→ REQUIRED TASK
Only a number is wanted. Count the lines holding the string "Minna".

→ WORKING DATA

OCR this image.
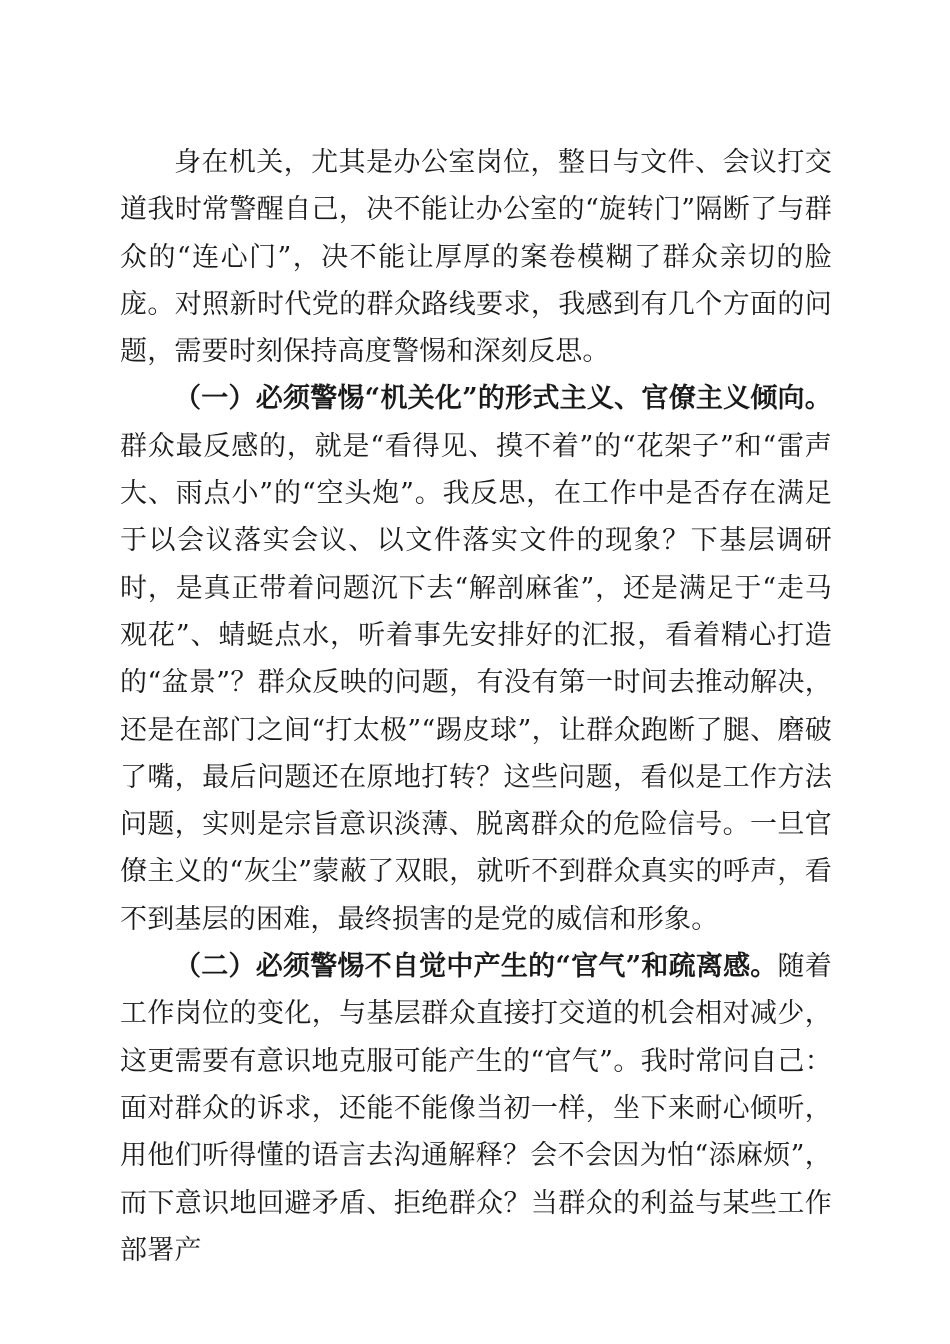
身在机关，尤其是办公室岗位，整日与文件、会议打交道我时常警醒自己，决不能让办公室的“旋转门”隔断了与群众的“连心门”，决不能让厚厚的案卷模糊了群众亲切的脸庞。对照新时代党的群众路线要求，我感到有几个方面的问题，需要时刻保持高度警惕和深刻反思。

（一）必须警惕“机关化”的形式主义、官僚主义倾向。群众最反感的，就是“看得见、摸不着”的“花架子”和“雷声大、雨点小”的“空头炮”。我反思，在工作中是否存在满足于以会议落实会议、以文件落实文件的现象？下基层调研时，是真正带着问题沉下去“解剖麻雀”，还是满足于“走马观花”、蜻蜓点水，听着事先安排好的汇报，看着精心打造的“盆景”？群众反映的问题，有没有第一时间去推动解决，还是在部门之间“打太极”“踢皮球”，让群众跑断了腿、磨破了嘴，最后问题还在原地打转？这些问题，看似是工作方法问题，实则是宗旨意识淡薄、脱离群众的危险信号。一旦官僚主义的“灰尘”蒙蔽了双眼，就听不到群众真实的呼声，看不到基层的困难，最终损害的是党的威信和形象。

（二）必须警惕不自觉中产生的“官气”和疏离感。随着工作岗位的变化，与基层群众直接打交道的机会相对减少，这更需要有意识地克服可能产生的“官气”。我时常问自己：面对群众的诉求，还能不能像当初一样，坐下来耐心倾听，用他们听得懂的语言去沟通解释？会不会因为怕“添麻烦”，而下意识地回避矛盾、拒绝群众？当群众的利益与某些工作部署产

--

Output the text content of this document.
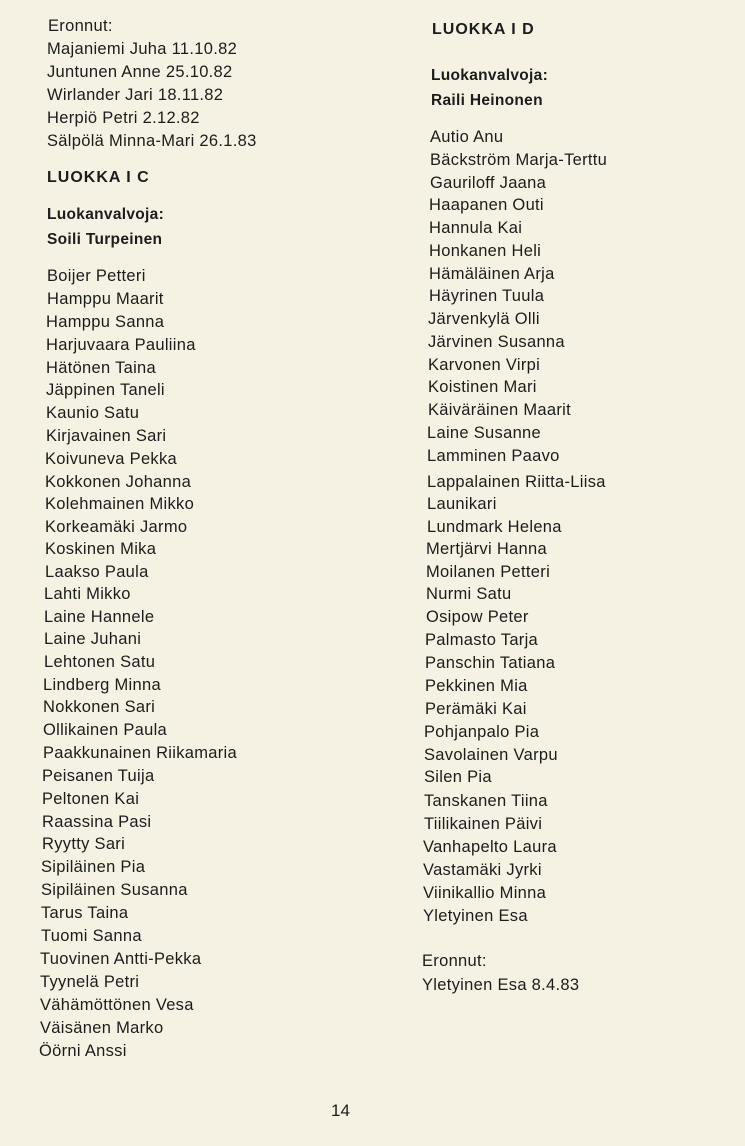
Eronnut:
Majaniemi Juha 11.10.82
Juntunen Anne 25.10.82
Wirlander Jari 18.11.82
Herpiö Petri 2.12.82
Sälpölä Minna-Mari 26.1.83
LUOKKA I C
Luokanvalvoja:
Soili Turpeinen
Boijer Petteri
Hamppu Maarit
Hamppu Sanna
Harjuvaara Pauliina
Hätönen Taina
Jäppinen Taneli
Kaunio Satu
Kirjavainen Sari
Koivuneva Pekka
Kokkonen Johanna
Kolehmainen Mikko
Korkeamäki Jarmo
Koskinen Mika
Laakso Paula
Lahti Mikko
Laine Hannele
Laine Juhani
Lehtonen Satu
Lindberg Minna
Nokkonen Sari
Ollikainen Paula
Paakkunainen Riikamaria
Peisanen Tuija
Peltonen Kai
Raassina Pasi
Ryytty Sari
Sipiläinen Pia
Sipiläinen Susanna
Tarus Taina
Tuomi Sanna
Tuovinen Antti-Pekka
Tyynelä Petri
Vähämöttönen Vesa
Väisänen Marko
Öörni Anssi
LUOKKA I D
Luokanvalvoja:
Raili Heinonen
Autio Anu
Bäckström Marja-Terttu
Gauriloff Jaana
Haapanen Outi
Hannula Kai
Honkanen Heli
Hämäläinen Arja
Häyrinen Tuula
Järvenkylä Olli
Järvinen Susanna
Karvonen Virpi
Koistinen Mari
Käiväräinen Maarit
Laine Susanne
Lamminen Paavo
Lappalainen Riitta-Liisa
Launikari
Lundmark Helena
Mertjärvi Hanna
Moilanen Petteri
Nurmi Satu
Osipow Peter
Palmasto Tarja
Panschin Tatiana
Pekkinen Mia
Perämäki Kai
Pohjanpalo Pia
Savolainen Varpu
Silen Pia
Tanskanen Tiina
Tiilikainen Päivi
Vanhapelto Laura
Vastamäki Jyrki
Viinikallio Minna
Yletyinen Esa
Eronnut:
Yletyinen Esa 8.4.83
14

→ ANSWER FOR THIS EXERCISE
3